-- Description of the task --
Using the data below, copy every line that contains the word "использовать".

-- Records for this exercise --
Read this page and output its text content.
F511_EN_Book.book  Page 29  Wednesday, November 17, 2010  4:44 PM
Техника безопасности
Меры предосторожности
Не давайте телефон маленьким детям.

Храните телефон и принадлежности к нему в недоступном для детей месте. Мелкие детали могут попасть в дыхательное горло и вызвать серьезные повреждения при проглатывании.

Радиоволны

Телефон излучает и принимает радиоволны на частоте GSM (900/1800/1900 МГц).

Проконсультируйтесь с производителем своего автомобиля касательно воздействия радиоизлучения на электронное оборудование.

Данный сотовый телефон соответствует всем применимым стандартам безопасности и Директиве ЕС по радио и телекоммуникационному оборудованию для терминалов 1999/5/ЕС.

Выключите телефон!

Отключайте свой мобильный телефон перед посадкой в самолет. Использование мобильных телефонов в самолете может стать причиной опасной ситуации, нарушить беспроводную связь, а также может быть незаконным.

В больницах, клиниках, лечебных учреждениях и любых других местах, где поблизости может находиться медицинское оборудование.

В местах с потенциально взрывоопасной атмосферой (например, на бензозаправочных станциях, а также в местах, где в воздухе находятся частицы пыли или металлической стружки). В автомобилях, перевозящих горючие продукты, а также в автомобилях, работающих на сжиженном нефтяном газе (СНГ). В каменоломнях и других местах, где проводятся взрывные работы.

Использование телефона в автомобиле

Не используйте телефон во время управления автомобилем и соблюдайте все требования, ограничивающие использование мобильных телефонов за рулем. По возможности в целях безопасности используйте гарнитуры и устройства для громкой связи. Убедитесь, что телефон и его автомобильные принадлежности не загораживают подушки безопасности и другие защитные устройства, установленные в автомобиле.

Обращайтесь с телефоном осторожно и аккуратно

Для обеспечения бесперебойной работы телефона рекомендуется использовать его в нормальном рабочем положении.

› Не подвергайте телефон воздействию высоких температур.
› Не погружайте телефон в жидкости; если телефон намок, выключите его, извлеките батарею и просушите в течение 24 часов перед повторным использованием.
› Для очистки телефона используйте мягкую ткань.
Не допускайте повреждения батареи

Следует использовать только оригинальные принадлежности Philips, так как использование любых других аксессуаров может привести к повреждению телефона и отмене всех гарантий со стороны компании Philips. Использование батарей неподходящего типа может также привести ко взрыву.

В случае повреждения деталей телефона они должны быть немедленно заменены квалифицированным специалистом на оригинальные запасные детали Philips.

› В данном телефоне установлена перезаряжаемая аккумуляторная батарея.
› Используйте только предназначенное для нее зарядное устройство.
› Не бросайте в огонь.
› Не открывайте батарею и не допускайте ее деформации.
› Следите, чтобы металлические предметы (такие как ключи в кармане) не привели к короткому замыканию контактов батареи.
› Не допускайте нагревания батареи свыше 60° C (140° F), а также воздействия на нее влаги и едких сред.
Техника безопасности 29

-- Written response --
Для обеспечения бесперебойной работы телефона рекомендуется использовать его в нормальном рабочем положении.
Следует использовать только оригинальные принадлежности Philips, так как использование любых других аксессуаров может привести к повреждению телефона и отмене всех гарантий со стороны компании Philips. Использование батарей неподходящего типа может также привести ко взрыву.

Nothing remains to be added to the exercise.